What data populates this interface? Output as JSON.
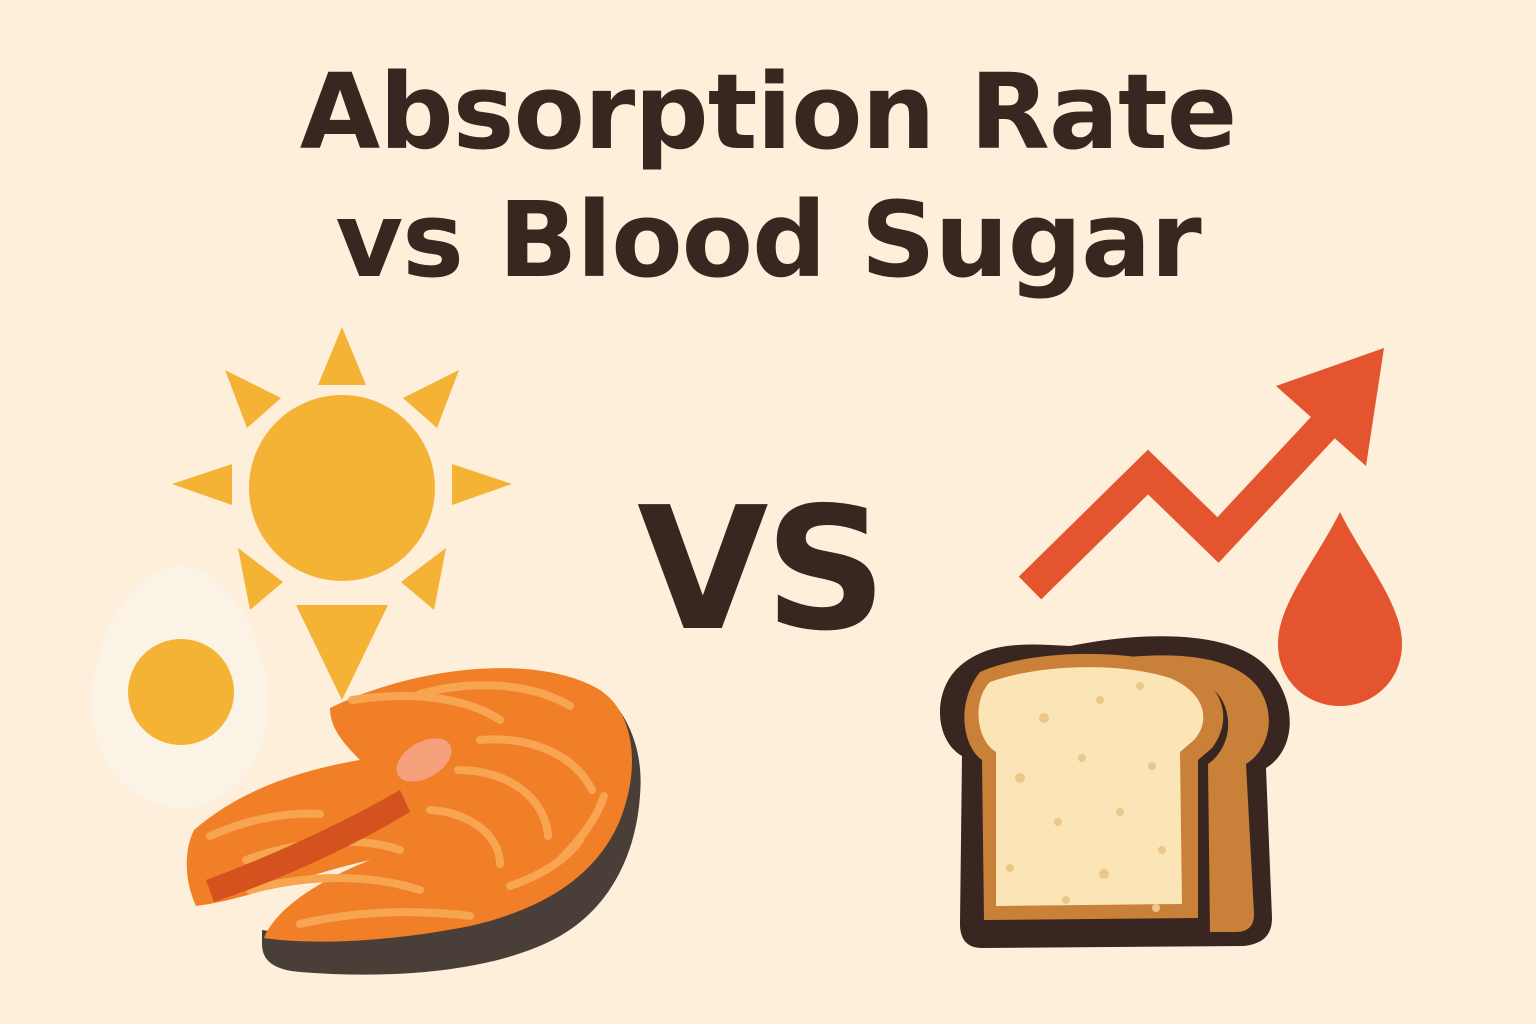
{
  "title": {
    "line1": "Absorption Rate",
    "line2": "vs Blood Sugar"
  },
  "vs_label": "VS",
  "left_group": {
    "icons": [
      "sun-icon",
      "egg-icon",
      "salmon-steak-icon"
    ]
  },
  "right_group": {
    "icons": [
      "rising-trend-arrow-icon",
      "blood-drop-icon",
      "bread-slice-icon"
    ]
  },
  "colors": {
    "background": "#FDEFD9",
    "text": "#3A2620",
    "sun": "#F5B335",
    "salmon": "#F07F28",
    "salmon_skin": "#4A3F38",
    "arrow_red": "#E4552F",
    "bread_crust": "#C98038",
    "bread_crumb": "#FBE4B5",
    "egg_white": "#FBF4E6",
    "egg_yolk": "#F5B335"
  }
}
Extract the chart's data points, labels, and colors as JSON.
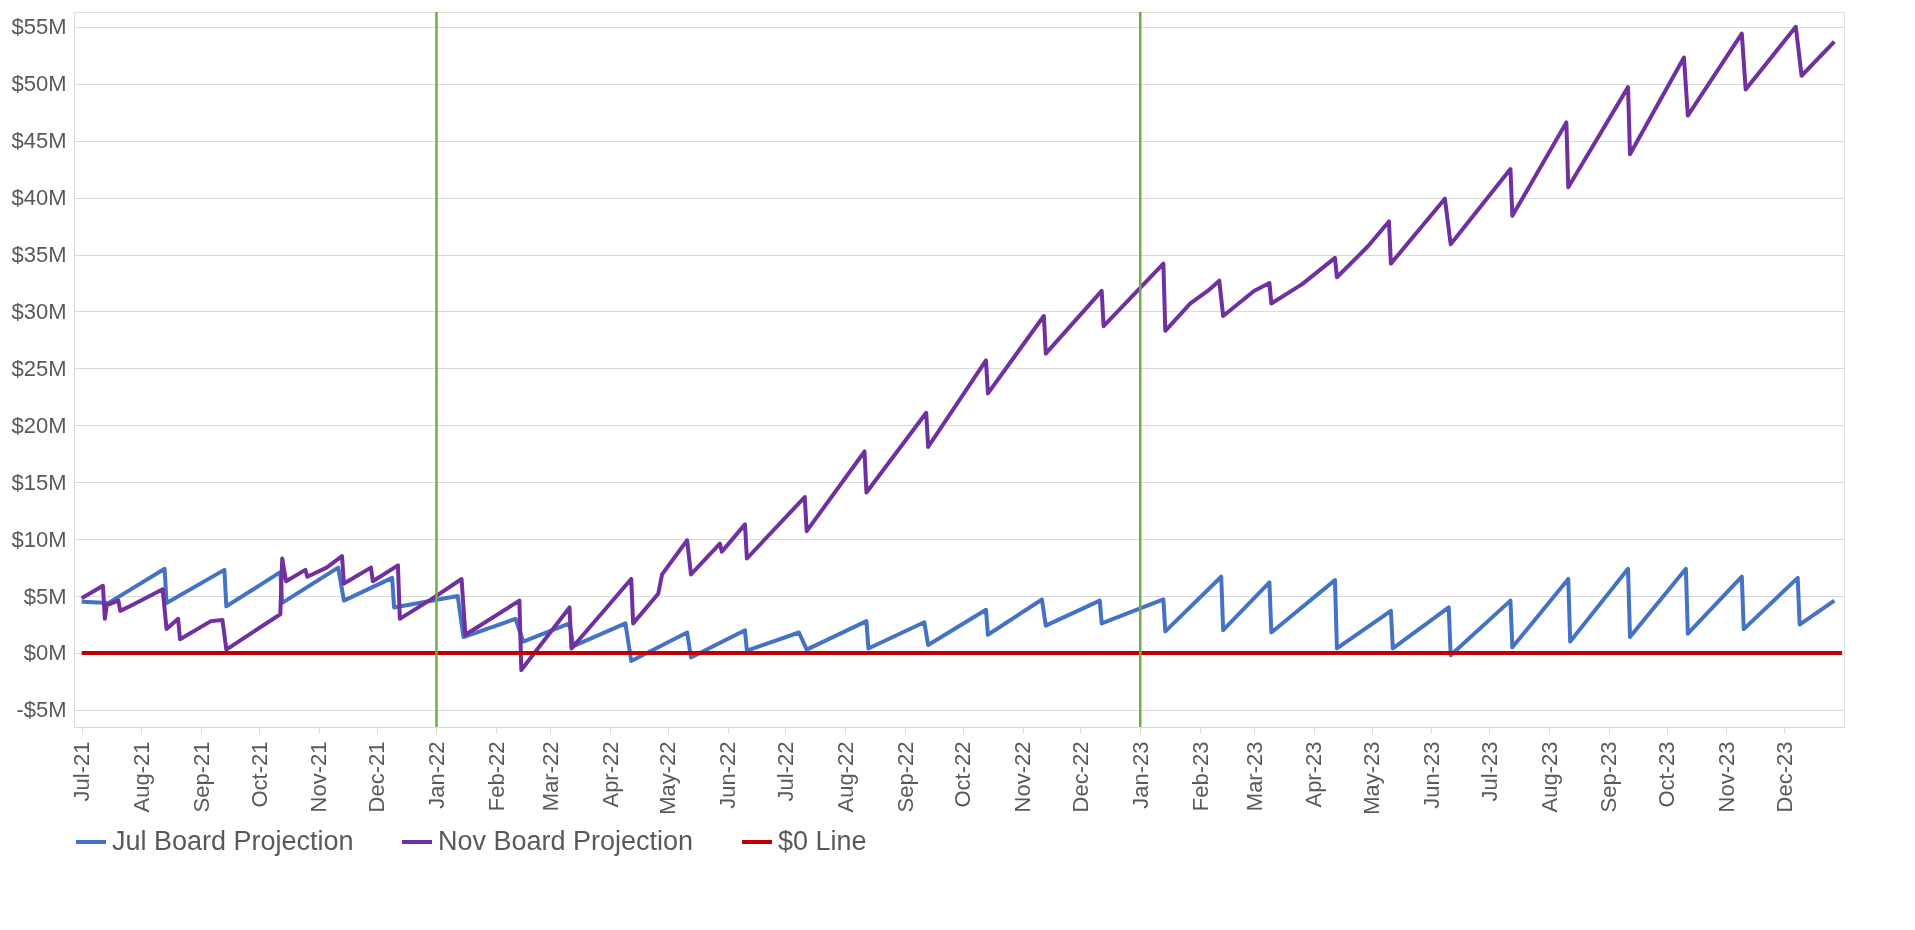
{
  "chart_data": {
    "type": "line",
    "xlim": [
      "2021-06-27",
      "2024-01-01"
    ],
    "ylim": [
      -6.5,
      56.3
    ],
    "xticks": [
      {
        "value": "2021-07-01",
        "label": "Jul-21"
      },
      {
        "value": "2021-08-01",
        "label": "Aug-21"
      },
      {
        "value": "2021-09-01",
        "label": "Sep-21"
      },
      {
        "value": "2021-10-01",
        "label": "Oct-21"
      },
      {
        "value": "2021-11-01",
        "label": "Nov-21"
      },
      {
        "value": "2021-12-01",
        "label": "Dec-21"
      },
      {
        "value": "2022-01-01",
        "label": "Jan-22"
      },
      {
        "value": "2022-02-01",
        "label": "Feb-22"
      },
      {
        "value": "2022-03-01",
        "label": "Mar-22"
      },
      {
        "value": "2022-04-01",
        "label": "Apr-22"
      },
      {
        "value": "2022-05-01",
        "label": "May-22"
      },
      {
        "value": "2022-06-01",
        "label": "Jun-22"
      },
      {
        "value": "2022-07-01",
        "label": "Jul-22"
      },
      {
        "value": "2022-08-01",
        "label": "Aug-22"
      },
      {
        "value": "2022-09-01",
        "label": "Sep-22"
      },
      {
        "value": "2022-10-01",
        "label": "Oct-22"
      },
      {
        "value": "2022-11-01",
        "label": "Nov-22"
      },
      {
        "value": "2022-12-01",
        "label": "Dec-22"
      },
      {
        "value": "2023-01-01",
        "label": "Jan-23"
      },
      {
        "value": "2023-02-01",
        "label": "Feb-23"
      },
      {
        "value": "2023-03-01",
        "label": "Mar-23"
      },
      {
        "value": "2023-04-01",
        "label": "Apr-23"
      },
      {
        "value": "2023-05-01",
        "label": "May-23"
      },
      {
        "value": "2023-06-01",
        "label": "Jun-23"
      },
      {
        "value": "2023-07-01",
        "label": "Jul-23"
      },
      {
        "value": "2023-08-01",
        "label": "Aug-23"
      },
      {
        "value": "2023-09-01",
        "label": "Sep-23"
      },
      {
        "value": "2023-10-01",
        "label": "Oct-23"
      },
      {
        "value": "2023-11-01",
        "label": "Nov-23"
      },
      {
        "value": "2023-12-01",
        "label": "Dec-23"
      }
    ],
    "yticks": [
      {
        "value": -5,
        "label": "-$5M"
      },
      {
        "value": 0,
        "label": "$0M"
      },
      {
        "value": 5,
        "label": "$5M"
      },
      {
        "value": 10,
        "label": "$10M"
      },
      {
        "value": 15,
        "label": "$15M"
      },
      {
        "value": 20,
        "label": "$20M"
      },
      {
        "value": 25,
        "label": "$25M"
      },
      {
        "value": 30,
        "label": "$30M"
      },
      {
        "value": 35,
        "label": "$35M"
      },
      {
        "value": 40,
        "label": "$40M"
      },
      {
        "value": 45,
        "label": "$45M"
      },
      {
        "value": 50,
        "label": "$50M"
      },
      {
        "value": 55,
        "label": "$55M"
      }
    ],
    "grid": "y",
    "legend": "bottom",
    "line_style": "solid",
    "ref_lines": [
      {
        "axis": "x",
        "value": "2022-01-01",
        "color": "#70ad47"
      },
      {
        "axis": "x",
        "value": "2023-01-01",
        "color": "#70ad47"
      }
    ],
    "series": [
      {
        "name": "Jul Board Projection",
        "color": "#4472c4",
        "x": [
          "2021-07-01",
          "2021-07-15",
          "2021-08-13",
          "2021-08-14",
          "2021-09-13",
          "2021-09-14",
          "2021-10-12",
          "2021-10-13",
          "2021-11-11",
          "2021-11-14",
          "2021-12-09",
          "2021-12-10",
          "2022-01-12",
          "2022-01-15",
          "2022-02-11",
          "2022-02-15",
          "2022-03-11",
          "2022-03-13",
          "2022-04-09",
          "2022-04-12",
          "2022-05-11",
          "2022-05-13",
          "2022-06-10",
          "2022-06-11",
          "2022-07-08",
          "2022-07-12",
          "2022-08-12",
          "2022-08-13",
          "2022-09-11",
          "2022-09-13",
          "2022-10-13",
          "2022-10-14",
          "2022-11-11",
          "2022-11-13",
          "2022-12-11",
          "2022-12-12",
          "2023-01-13",
          "2023-01-14",
          "2023-02-12",
          "2023-02-13",
          "2023-03-09",
          "2023-03-10",
          "2023-04-12",
          "2023-04-13",
          "2023-05-11",
          "2023-05-12",
          "2023-06-10",
          "2023-06-11",
          "2023-07-12",
          "2023-07-13",
          "2023-08-11",
          "2023-08-12",
          "2023-09-11",
          "2023-09-12",
          "2023-10-11",
          "2023-10-12",
          "2023-11-09",
          "2023-11-10",
          "2023-12-08",
          "2023-12-09",
          "2023-12-27"
        ],
        "values": [
          4.5,
          4.4,
          7.4,
          4.4,
          7.3,
          4.1,
          7.1,
          4.4,
          7.5,
          4.6,
          6.6,
          4.0,
          5.0,
          1.4,
          3.0,
          1.0,
          2.6,
          0.6,
          2.6,
          -0.7,
          1.8,
          -0.4,
          2.0,
          0.2,
          1.8,
          0.3,
          2.8,
          0.4,
          2.7,
          0.7,
          3.8,
          1.6,
          4.7,
          2.4,
          4.6,
          2.6,
          4.7,
          1.9,
          6.7,
          2.0,
          6.2,
          1.8,
          6.4,
          0.4,
          3.7,
          0.4,
          4.0,
          -0.2,
          4.6,
          0.5,
          6.5,
          1.0,
          7.4,
          1.4,
          7.4,
          1.7,
          6.7,
          2.1,
          6.6,
          2.5,
          4.6
        ]
      },
      {
        "name": "Nov Board Projection",
        "color": "#7030a0",
        "x": [
          "2021-07-01",
          "2021-07-12",
          "2021-07-13",
          "2021-07-14",
          "2021-07-20",
          "2021-07-21",
          "2021-07-27",
          "2021-08-12",
          "2021-08-14",
          "2021-08-20",
          "2021-08-21",
          "2021-09-06",
          "2021-09-12",
          "2021-09-14",
          "2021-10-12",
          "2021-10-13",
          "2021-10-15",
          "2021-10-25",
          "2021-10-26",
          "2021-11-05",
          "2021-11-13",
          "2021-11-14",
          "2021-11-28",
          "2021-11-29",
          "2021-12-12",
          "2021-12-13",
          "2021-12-30",
          "2022-01-14",
          "2022-01-16",
          "2022-02-13",
          "2022-02-14",
          "2022-03-11",
          "2022-03-12",
          "2022-04-12",
          "2022-04-13",
          "2022-04-26",
          "2022-04-28",
          "2022-05-11",
          "2022-05-13",
          "2022-05-28",
          "2022-05-29",
          "2022-06-10",
          "2022-06-11",
          "2022-07-11",
          "2022-07-12",
          "2022-08-11",
          "2022-08-12",
          "2022-09-12",
          "2022-09-13",
          "2022-10-13",
          "2022-10-14",
          "2022-11-12",
          "2022-11-13",
          "2022-12-12",
          "2022-12-13",
          "2023-01-13",
          "2023-01-14",
          "2023-01-27",
          "2023-02-05",
          "2023-02-11",
          "2023-02-13",
          "2023-03-01",
          "2023-03-09",
          "2023-03-10",
          "2023-03-26",
          "2023-04-12",
          "2023-04-13",
          "2023-04-29",
          "2023-05-10",
          "2023-05-11",
          "2023-06-08",
          "2023-06-11",
          "2023-07-12",
          "2023-07-13",
          "2023-08-10",
          "2023-08-11",
          "2023-09-11",
          "2023-09-12",
          "2023-10-10",
          "2023-10-12",
          "2023-11-09",
          "2023-11-11",
          "2023-12-07",
          "2023-12-10",
          "2023-12-27"
        ],
        "values": [
          4.8,
          5.9,
          3.0,
          4.2,
          4.6,
          3.7,
          4.2,
          5.6,
          2.1,
          3.0,
          1.2,
          2.8,
          2.9,
          0.3,
          3.4,
          8.3,
          6.3,
          7.3,
          6.7,
          7.5,
          8.5,
          6.1,
          7.5,
          6.3,
          7.7,
          3.0,
          4.8,
          6.5,
          1.6,
          4.6,
          -1.5,
          4.0,
          0.4,
          6.5,
          2.6,
          5.2,
          6.9,
          9.9,
          6.9,
          9.6,
          8.9,
          11.3,
          8.3,
          13.7,
          10.7,
          17.7,
          14.1,
          21.1,
          18.1,
          25.7,
          22.8,
          29.6,
          26.3,
          31.8,
          28.7,
          34.2,
          28.3,
          30.7,
          31.8,
          32.7,
          29.6,
          31.8,
          32.5,
          30.7,
          32.4,
          34.7,
          33.0,
          35.7,
          37.9,
          34.2,
          39.9,
          35.9,
          42.5,
          38.4,
          46.6,
          40.9,
          49.7,
          43.8,
          52.3,
          47.2,
          54.4,
          49.5,
          55.0,
          50.7,
          53.7
        ]
      },
      {
        "name": "$0 Line",
        "color": "#c00000",
        "x": [
          "2021-07-01",
          "2023-12-31"
        ],
        "values": [
          0,
          0
        ]
      }
    ]
  }
}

What you have to do: Search the lines for the word "colors" and report how many contain it, by number only.

Finished answer: 2